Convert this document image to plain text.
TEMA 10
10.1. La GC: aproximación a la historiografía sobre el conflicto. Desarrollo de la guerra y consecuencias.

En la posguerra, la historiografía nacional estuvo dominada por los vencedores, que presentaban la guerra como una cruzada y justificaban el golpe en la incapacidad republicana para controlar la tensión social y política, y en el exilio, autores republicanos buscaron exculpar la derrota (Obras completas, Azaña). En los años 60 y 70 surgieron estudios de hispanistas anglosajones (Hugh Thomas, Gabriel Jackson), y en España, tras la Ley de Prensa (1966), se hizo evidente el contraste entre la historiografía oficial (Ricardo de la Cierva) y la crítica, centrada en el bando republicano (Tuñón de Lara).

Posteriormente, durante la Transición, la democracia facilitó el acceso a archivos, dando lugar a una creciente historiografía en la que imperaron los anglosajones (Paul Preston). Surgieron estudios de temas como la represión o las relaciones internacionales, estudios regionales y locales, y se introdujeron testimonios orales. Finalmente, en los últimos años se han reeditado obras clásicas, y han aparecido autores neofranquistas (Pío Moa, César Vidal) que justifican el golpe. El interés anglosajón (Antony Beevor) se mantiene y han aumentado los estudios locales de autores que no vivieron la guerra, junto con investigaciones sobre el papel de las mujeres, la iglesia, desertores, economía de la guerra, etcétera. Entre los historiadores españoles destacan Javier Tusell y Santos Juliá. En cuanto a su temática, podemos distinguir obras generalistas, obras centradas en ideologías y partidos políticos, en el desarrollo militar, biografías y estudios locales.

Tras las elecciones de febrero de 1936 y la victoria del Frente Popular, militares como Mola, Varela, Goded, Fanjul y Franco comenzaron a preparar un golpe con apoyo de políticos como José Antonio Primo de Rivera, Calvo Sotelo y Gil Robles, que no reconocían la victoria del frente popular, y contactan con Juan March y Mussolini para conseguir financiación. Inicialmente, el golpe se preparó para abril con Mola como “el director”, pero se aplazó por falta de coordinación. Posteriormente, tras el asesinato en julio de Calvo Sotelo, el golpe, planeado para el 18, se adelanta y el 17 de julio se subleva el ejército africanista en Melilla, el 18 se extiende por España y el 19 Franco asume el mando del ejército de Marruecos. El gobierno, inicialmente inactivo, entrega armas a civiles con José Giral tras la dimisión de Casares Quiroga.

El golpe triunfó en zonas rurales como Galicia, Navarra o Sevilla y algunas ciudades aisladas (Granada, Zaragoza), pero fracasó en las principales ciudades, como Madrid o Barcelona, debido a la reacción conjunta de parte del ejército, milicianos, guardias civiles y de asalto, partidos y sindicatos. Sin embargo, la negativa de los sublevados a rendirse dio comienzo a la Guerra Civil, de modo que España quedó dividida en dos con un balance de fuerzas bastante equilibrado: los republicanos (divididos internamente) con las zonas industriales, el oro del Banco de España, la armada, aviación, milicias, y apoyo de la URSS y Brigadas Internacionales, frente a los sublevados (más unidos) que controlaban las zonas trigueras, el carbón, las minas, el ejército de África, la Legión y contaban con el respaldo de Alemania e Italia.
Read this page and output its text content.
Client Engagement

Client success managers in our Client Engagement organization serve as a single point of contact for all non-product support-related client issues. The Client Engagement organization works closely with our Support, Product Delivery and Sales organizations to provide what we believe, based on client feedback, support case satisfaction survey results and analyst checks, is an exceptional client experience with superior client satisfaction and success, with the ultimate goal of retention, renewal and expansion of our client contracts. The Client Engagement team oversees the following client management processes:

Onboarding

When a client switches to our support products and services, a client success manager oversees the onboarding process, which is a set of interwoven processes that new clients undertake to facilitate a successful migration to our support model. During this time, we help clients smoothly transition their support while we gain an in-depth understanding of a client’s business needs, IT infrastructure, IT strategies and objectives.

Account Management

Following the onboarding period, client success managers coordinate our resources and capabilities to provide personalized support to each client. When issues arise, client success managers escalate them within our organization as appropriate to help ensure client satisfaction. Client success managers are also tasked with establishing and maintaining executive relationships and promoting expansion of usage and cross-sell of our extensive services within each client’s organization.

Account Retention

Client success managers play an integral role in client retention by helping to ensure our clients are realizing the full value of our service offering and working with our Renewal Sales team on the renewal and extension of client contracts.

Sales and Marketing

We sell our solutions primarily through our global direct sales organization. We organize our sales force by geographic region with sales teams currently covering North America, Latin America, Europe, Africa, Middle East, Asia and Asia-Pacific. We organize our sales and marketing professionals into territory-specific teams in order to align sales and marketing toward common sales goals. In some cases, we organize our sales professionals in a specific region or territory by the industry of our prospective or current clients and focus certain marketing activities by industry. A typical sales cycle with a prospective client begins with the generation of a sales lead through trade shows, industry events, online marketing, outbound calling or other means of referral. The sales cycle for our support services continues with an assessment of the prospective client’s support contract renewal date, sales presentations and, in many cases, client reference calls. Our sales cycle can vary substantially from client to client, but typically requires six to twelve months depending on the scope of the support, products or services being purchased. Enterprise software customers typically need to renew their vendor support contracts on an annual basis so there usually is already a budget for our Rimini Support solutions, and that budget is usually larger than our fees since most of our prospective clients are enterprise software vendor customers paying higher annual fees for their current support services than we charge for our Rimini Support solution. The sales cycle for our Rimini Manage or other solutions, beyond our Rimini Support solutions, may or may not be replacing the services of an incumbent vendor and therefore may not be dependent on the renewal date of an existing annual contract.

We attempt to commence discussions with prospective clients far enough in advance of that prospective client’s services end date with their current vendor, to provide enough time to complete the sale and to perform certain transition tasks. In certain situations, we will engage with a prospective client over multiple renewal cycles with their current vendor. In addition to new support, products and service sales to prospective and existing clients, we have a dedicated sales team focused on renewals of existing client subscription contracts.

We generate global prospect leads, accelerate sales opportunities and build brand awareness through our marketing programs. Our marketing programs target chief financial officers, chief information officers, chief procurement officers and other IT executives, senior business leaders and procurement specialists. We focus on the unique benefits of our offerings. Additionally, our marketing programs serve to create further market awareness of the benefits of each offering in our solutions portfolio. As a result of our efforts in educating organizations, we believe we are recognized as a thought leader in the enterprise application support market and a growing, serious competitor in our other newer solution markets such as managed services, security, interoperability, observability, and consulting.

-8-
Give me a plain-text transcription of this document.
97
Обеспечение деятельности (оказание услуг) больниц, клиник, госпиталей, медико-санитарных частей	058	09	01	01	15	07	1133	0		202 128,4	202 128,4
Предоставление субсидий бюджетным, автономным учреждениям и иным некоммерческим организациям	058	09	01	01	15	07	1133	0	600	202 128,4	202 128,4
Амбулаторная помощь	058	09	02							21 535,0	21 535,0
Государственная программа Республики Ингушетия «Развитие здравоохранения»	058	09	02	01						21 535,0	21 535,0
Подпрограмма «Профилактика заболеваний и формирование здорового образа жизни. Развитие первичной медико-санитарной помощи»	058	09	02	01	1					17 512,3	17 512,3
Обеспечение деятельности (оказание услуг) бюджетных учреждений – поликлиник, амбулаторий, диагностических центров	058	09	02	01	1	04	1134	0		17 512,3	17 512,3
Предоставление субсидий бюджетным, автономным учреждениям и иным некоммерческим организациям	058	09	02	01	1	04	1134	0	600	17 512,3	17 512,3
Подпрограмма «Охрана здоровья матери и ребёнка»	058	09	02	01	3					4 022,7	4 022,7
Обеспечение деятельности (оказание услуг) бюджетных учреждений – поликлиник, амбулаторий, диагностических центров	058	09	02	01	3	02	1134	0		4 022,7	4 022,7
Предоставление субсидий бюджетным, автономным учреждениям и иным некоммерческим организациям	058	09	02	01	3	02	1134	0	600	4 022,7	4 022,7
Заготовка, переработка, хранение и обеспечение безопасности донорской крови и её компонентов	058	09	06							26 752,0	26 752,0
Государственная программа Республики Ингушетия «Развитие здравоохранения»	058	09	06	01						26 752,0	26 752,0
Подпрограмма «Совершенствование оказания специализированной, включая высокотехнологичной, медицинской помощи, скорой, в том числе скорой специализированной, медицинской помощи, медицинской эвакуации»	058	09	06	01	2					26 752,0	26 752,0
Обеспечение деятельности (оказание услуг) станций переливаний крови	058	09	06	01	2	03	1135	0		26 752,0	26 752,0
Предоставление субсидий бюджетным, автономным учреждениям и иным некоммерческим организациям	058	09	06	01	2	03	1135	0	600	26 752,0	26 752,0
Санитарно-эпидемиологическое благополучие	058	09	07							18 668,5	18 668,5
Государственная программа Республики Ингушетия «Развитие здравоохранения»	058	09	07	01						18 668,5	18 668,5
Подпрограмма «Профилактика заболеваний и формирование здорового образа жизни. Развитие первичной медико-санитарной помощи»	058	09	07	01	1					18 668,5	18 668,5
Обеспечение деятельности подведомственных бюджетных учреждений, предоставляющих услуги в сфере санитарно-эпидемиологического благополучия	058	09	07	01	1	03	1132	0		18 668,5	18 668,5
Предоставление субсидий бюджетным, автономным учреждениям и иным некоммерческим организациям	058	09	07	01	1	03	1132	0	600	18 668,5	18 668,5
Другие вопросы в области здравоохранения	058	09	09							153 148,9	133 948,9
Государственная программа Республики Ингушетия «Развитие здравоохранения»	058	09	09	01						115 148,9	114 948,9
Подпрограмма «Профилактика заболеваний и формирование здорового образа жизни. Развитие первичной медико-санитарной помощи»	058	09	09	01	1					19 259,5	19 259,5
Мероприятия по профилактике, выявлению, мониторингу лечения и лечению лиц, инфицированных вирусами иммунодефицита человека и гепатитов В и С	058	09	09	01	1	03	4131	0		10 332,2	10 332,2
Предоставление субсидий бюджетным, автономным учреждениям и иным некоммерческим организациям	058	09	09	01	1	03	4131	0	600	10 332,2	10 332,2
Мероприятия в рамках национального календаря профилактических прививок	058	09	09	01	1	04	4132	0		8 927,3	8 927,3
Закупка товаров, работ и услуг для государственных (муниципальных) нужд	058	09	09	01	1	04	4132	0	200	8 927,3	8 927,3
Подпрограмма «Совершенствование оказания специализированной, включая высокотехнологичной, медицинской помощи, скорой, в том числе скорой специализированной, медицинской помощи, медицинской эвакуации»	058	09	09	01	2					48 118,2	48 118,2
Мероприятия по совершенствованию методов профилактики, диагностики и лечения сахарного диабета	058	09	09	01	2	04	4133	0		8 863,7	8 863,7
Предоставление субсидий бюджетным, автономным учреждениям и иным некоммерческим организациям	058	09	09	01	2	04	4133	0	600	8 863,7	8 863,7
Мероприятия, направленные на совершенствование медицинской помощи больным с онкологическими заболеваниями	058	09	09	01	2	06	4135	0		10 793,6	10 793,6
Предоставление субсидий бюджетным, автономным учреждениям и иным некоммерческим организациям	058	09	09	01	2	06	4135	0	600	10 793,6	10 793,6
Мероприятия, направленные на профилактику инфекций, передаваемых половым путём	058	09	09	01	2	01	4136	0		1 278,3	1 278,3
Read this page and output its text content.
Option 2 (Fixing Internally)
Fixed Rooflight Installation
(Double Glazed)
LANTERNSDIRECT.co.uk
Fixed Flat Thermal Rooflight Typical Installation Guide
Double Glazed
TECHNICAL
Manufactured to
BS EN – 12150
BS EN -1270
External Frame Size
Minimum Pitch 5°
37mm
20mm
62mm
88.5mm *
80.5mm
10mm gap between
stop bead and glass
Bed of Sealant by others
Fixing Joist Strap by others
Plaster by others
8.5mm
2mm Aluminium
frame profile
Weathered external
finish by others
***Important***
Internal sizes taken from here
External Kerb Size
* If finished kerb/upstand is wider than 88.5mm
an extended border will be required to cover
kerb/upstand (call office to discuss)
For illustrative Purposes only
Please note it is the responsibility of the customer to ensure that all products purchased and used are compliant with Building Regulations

※

PROBLEM STATEMENT — Whenever "деятельности" turns up in a line, pick that line out.

THE SOLUTION —
Обеспечение деятельности (оказание услуг) больниц, клиник, госпиталей, медико-санитарных частей	058	09	01	01	15	07	1133	0		202 128,4	202 128,4
Обеспечение деятельности (оказание услуг) бюджетных учреждений – поликлиник, амбулаторий, диагностических центров	058	09	02	01	1	04	1134	0		17 512,3	17 512,3
Обеспечение деятельности (оказание услуг) бюджетных учреждений – поликлиник, амбулаторий, диагностических центров	058	09	02	01	3	02	1134	0		4 022,7	4 022,7
Обеспечение деятельности (оказание услуг) станций переливаний крови	058	09	06	01	2	03	1135	0		26 752,0	26 752,0
Обеспечение деятельности подведомственных бюджетных учреждений, предоставляющих услуги в сфере санитарно-эпидемиологического благополучия	058	09	07	01	1	03	1132	0		18 668,5	18 668,5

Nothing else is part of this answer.